Job -
Take every line from the listing below that includes "lebih" and copy it.

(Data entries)
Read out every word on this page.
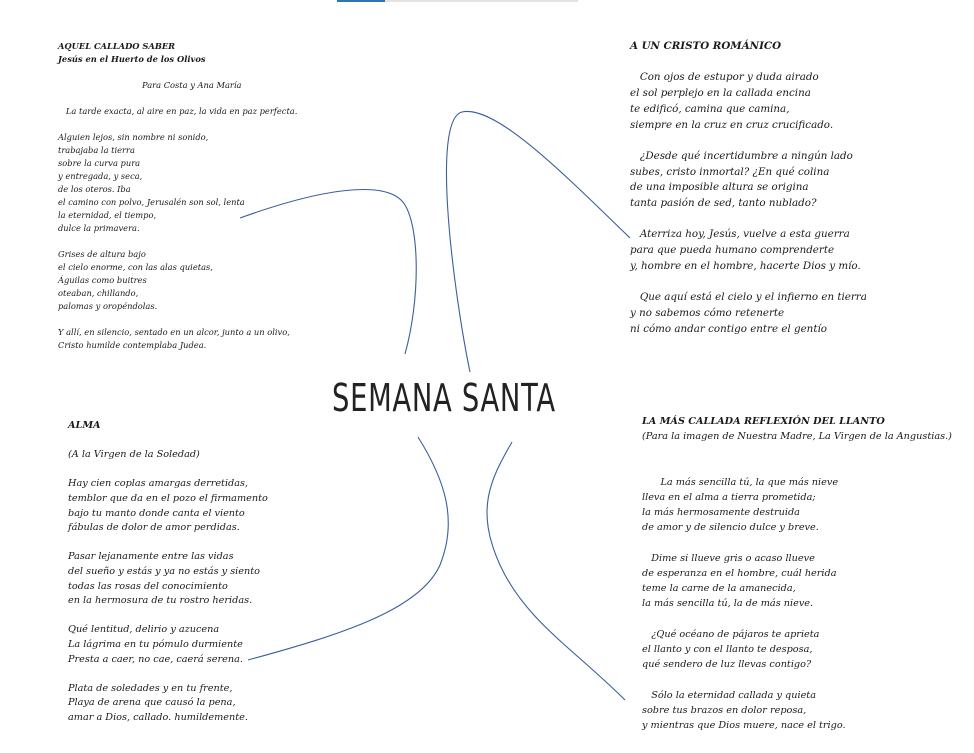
SEMANA SANTA
AQUEL CALLADO SABER
Jesús en el Huerto de los Olivos
Para Costa y Ana María
La tarde exacta, al aire en paz, la vida en paz perfecta.
Alguien lejos, sin nombre ni sonido,
trabajaba la tierra
sobre la curva pura
y entregada, y seca,
de los oteros. Iba
el camino con polvo, Jerusalén son sol, lenta
la eternidad, el tiempo,
dulce la primavera.
Grises de altura bajo
el cielo enorme, con las alas quietas,
Águilas como buitres
oteaban, chillando,
palomas y oropéndolas.
Y allí, en silencio, sentado en un alcor, junto a un olivo,
Cristo humilde contemplaba Judea.
A UN CRISTO ROMÁNICO
Con ojos de estupor y duda airado
el sol perplejo en la callada encina
te edificó, camina que camina,
siempre en la cruz en cruz crucificado.
¿Desde qué incertidumbre a ningún lado
subes, cristo inmortal? ¿En qué colina
de una imposible altura se origina
tanta pasión de sed, tanto nublado?
Aterriza hoy, Jesús, vuelve a esta guerra
para que pueda humano comprenderte
y, hombre en el hombre, hacerte Dios y mío.
Que aquí está el cielo y el infierno en tierra
y no sabemos cómo retenerte
ni cómo andar contigo entre el gentío
ALMA
(A la Virgen de la Soledad)
Hay cien coplas amargas derretidas,
temblor que da en el pozo el firmamento
bajo tu manto donde canta el viento
fábulas de dolor de amor perdidas.
Pasar lejanamente entre las vidas
del sueño y estás y ya no estás y siento
todas las rosas del conocimiento
en la hermosura de tu rostro heridas.
Qué lentitud, delirio y azucena
La lágrima en tu pómulo durmiente
Presta a caer, no cae, caerá serena.
Plata de soledades y en tu frente,
Playa de arena que causó la pena,
amar a Dios, callado. humildemente.
LA MÁS CALLADA REFLEXIÓN DEL LLANTO
(Para la imagen de Nuestra Madre, La Virgen de la Angustias.)
La más sencilla tú, la que más nieve
lleva en el alma a tierra prometida;
la más hermosamente destruida
de amor y de silencio dulce y breve.
Dime si llueve gris o acaso llueve
de esperanza en el hombre, cuál herida
teme la carne de la amanecida,
la más sencilla tú, la de más nieve.
¿Qué océano de pájaros te aprieta
el llanto y con el llanto te desposa,
qué sendero de luz llevas contigo?
Sólo la eternidad callada y quieta
sobre tus brazos en dolor reposa,
y mientras que Dios muere, nace el trigo.
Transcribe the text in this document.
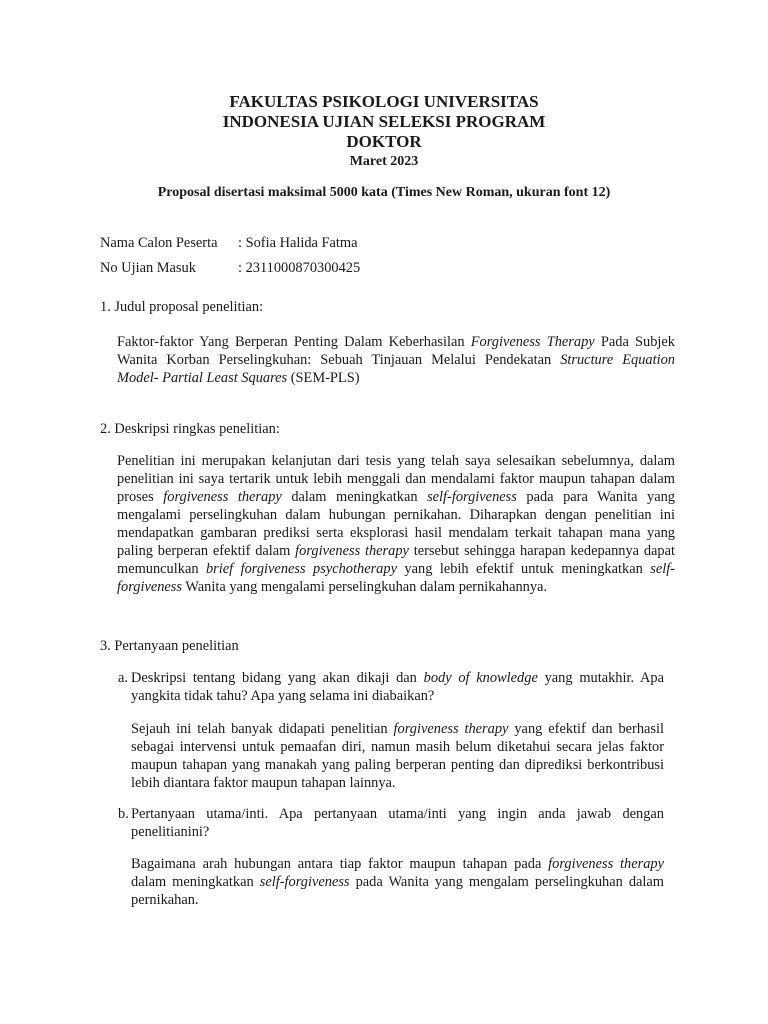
FAKULTAS PSIKOLOGI UNIVERSITAS
INDONESIA UJIAN SELEKSI PROGRAM
DOKTOR
Maret 2023
Proposal disertasi maksimal 5000 kata (Times New Roman, ukuran font 12)
Nama Calon Peserta : Sofia Halida Fatma
No Ujian Masuk	: 2311000870300425
1. Judul proposal penelitian:
Faktor-faktor Yang Berperan Penting Dalam Keberhasilan Forgiveness Therapy Pada Subjek Wanita Korban Perselingkuhan: Sebuah Tinjauan Melalui Pendekatan Structure Equation Model- Partial Least Squares (SEM-PLS)
2. Deskripsi ringkas penelitian:
Penelitian ini merupakan kelanjutan dari tesis yang telah saya selesaikan sebelumnya, dalam penelitian ini saya tertarik untuk lebih menggali dan mendalami faktor maupun tahapan dalam proses forgiveness therapy dalam meningkatkan self-forgiveness pada para Wanita yang mengalami perselingkuhan dalam hubungan pernikahan. Diharapkan dengan penelitian ini mendapatkan gambaran prediksi serta eksplorasi hasil mendalam terkait tahapan mana yang paling berperan efektif dalam forgiveness therapy tersebut sehingga harapan kedepannya dapat memunculkan brief forgiveness psychotherapy yang lebih efektif untuk meningkatkan self-forgiveness Wanita yang mengalami perselingkuhan dalam pernikahannya.
3. Pertanyaan penelitian
a. Deskripsi tentang bidang yang akan dikaji dan body of knowledge yang mutakhir. Apa yangkita tidak tahu? Apa yang selama ini diabaikan?
Sejauh ini telah banyak didapati penelitian forgiveness therapy yang efektif dan berhasil sebagai intervensi untuk pemaafan diri, namun masih belum diketahui secara jelas faktor maupun tahapan yang manakah yang paling berperan penting dan diprediksi berkontribusi lebih diantara faktor maupun tahapan lainnya.
b. Pertanyaan utama/inti. Apa pertanyaan utama/inti yang ingin anda jawab dengan penelitianini?
Bagaimana arah hubungan antara tiap faktor maupun tahapan pada forgiveness therapy dalam meningkatkan self-forgiveness pada Wanita yang mengalam perselingkuhan dalam pernikahan.
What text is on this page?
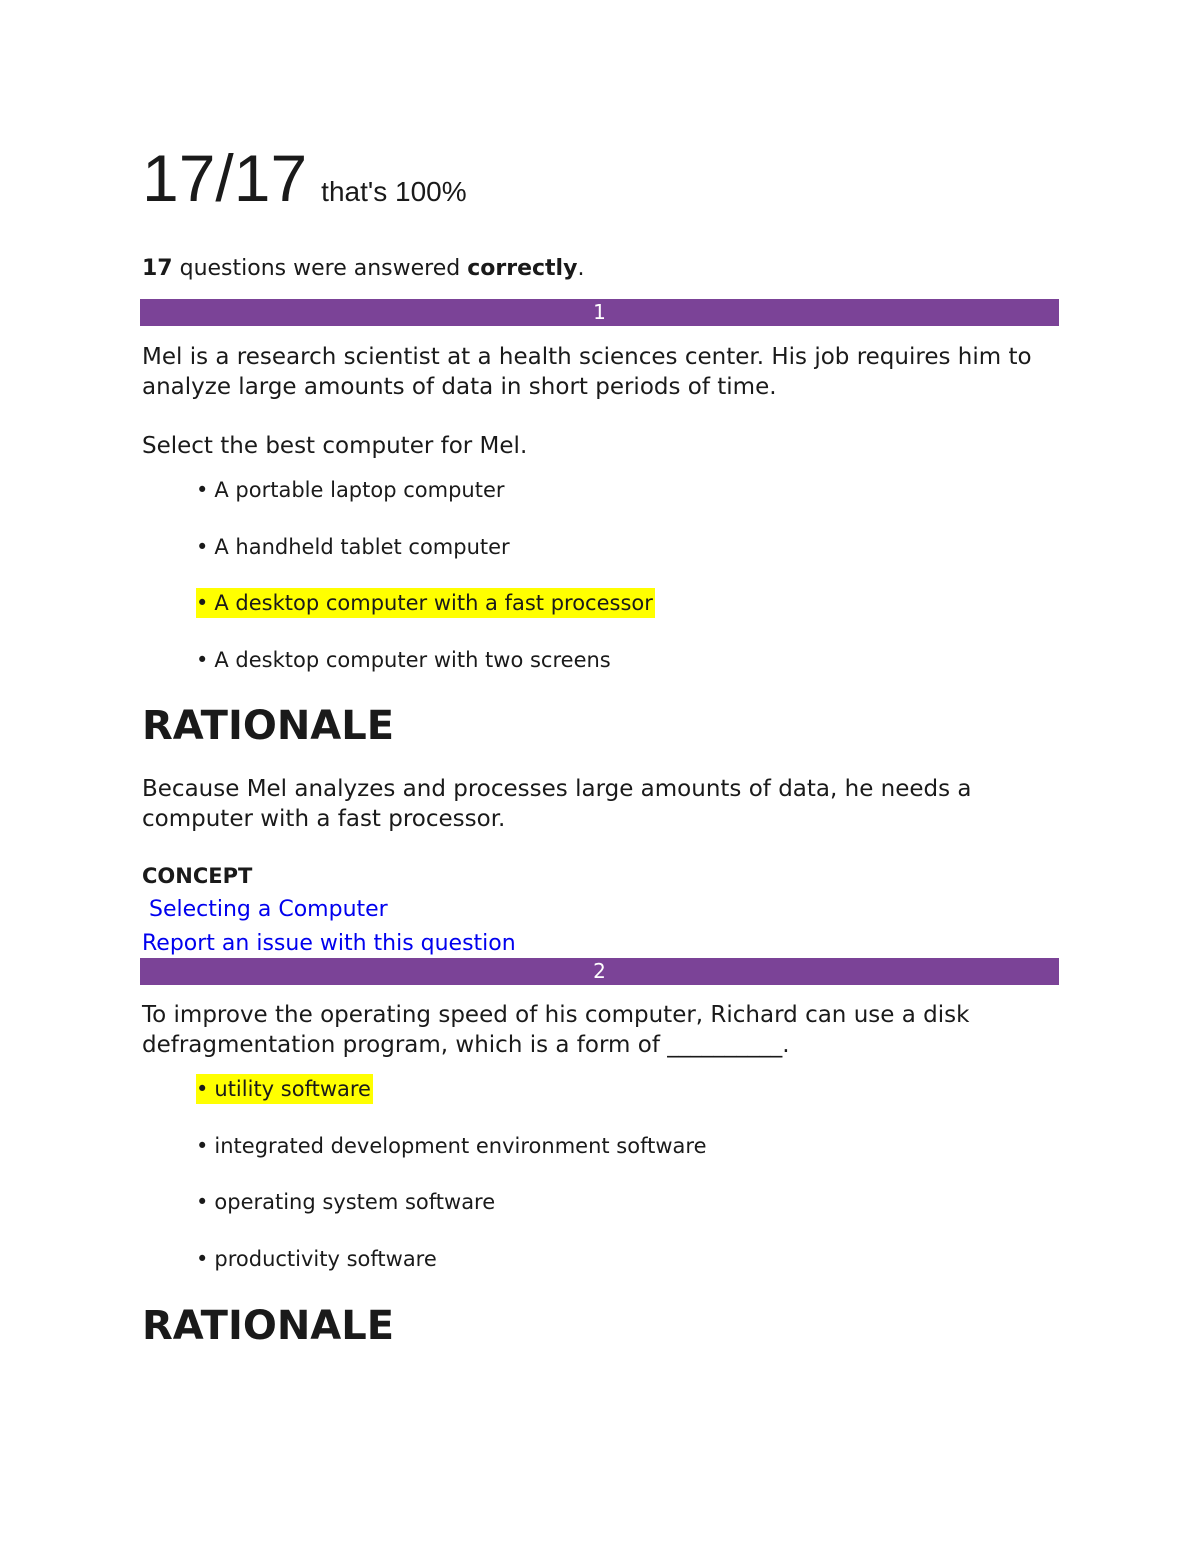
17/17 that's 100%
17 questions were answered correctly.
1
Mel is a research scientist at a health sciences center. His job requires him to analyze large amounts of data in short periods of time.
Select the best computer for Mel.
• A portable laptop computer
• A handheld tablet computer
• A desktop computer with a fast processor
• A desktop computer with two screens
RATIONALE
Because Mel analyzes and processes large amounts of data, he needs a computer with a fast processor.
CONCEPT
Selecting a Computer
Report an issue with this question
2
To improve the operating speed of his computer, Richard can use a disk defragmentation program, which is a form of __________.
• utility software
• integrated development environment software
• operating system software
• productivity software
RATIONALE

Response for this exercise -
Penelitian ini merupakan kelanjutan dari tesis yang telah saya selesaikan sebelumnya, dalam penelitian ini saya tertarik untuk lebih menggali dan mendalami faktor maupun tahapan dalam proses forgiveness therapy dalam meningkatkan self-forgiveness pada para Wanita yang mengalami perselingkuhan dalam hubungan pernikahan. Diharapkan dengan penelitian ini mendapatkan gambaran prediksi serta eksplorasi hasil mendalam terkait tahapan mana yang paling berperan efektif dalam forgiveness therapy tersebut sehingga harapan kedepannya dapat memunculkan brief forgiveness psychotherapy yang lebih efektif untuk meningkatkan self-forgiveness Wanita yang mengalami perselingkuhan dalam pernikahannya.
Sejauh ini telah banyak didapati penelitian forgiveness therapy yang efektif dan berhasil sebagai intervensi untuk pemaafan diri, namun masih belum diketahui secara jelas faktor maupun tahapan yang manakah yang paling berperan penting dan diprediksi berkontribusi lebih diantara faktor maupun tahapan lainnya.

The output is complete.